_DATA TO USE_.
start
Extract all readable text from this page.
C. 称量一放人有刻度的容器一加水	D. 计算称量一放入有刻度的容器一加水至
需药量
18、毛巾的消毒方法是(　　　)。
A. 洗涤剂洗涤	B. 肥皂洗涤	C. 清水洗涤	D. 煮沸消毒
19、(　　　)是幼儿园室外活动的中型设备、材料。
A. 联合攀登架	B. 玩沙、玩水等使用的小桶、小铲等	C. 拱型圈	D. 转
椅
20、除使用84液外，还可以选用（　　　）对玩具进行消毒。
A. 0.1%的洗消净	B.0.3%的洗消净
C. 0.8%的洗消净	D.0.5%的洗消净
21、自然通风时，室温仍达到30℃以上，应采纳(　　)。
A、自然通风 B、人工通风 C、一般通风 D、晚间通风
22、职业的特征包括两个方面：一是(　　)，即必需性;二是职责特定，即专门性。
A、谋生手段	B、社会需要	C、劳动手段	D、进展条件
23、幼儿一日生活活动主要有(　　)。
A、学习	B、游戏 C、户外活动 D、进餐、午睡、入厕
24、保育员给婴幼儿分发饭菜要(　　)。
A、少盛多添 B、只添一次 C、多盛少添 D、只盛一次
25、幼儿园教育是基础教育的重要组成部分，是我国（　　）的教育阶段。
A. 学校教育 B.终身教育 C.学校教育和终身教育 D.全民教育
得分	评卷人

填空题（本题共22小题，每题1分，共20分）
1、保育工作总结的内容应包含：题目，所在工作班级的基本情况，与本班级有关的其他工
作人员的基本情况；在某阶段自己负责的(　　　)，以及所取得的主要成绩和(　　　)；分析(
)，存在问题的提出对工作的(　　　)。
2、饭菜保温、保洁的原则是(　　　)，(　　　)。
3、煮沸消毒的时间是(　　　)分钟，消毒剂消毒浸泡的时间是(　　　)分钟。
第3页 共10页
end
Set down every record above exactly as given.

_RESULT FOR THIS EXERCISE_.
Extract all readable text from this page.
C. 称量一放人有刻度的容器一加水	D. 计算称量一放入有刻度的容器一加水至
需药量
18、毛巾的消毒方法是(　　　)。
A. 洗涤剂洗涤	B. 肥皂洗涤	C. 清水洗涤	D. 煮沸消毒
19、(　　　)是幼儿园室外活动的中型设备、材料。
A. 联合攀登架	B. 玩沙、玩水等使用的小桶、小铲等	C. 拱型圈	D. 转
椅
20、除使用84液外，还可以选用（　　　）对玩具进行消毒。
A. 0.1%的洗消净	B.0.3%的洗消净
C. 0.8%的洗消净	D.0.5%的洗消净
21、自然通风时，室温仍达到30℃以上，应采纳(　　)。
A、自然通风 B、人工通风 C、一般通风 D、晚间通风
22、职业的特征包括两个方面：一是(　　)，即必需性;二是职责特定，即专门性。
A、谋生手段	B、社会需要	C、劳动手段	D、进展条件
23、幼儿一日生活活动主要有(　　)。
A、学习	B、游戏 C、户外活动 D、进餐、午睡、入厕
24、保育员给婴幼儿分发饭菜要(　　)。
A、少盛多添 B、只添一次 C、多盛少添 D、只盛一次
25、幼儿园教育是基础教育的重要组成部分，是我国（　　）的教育阶段。
A. 学校教育 B.终身教育 C.学校教育和终身教育 D.全民教育
得分	评卷人

填空题（本题共22小题，每题1分，共20分）
1、保育工作总结的内容应包含：题目，所在工作班级的基本情况，与本班级有关的其他工
作人员的基本情况；在某阶段自己负责的(　　　)，以及所取得的主要成绩和(　　　)；分析(
)，存在问题的提出对工作的(　　　)。
2、饭菜保温、保洁的原则是(　　　)，(　　　)。
3、煮沸消毒的时间是(　　　)分钟，消毒剂消毒浸泡的时间是(　　　)分钟。
第3页 共10页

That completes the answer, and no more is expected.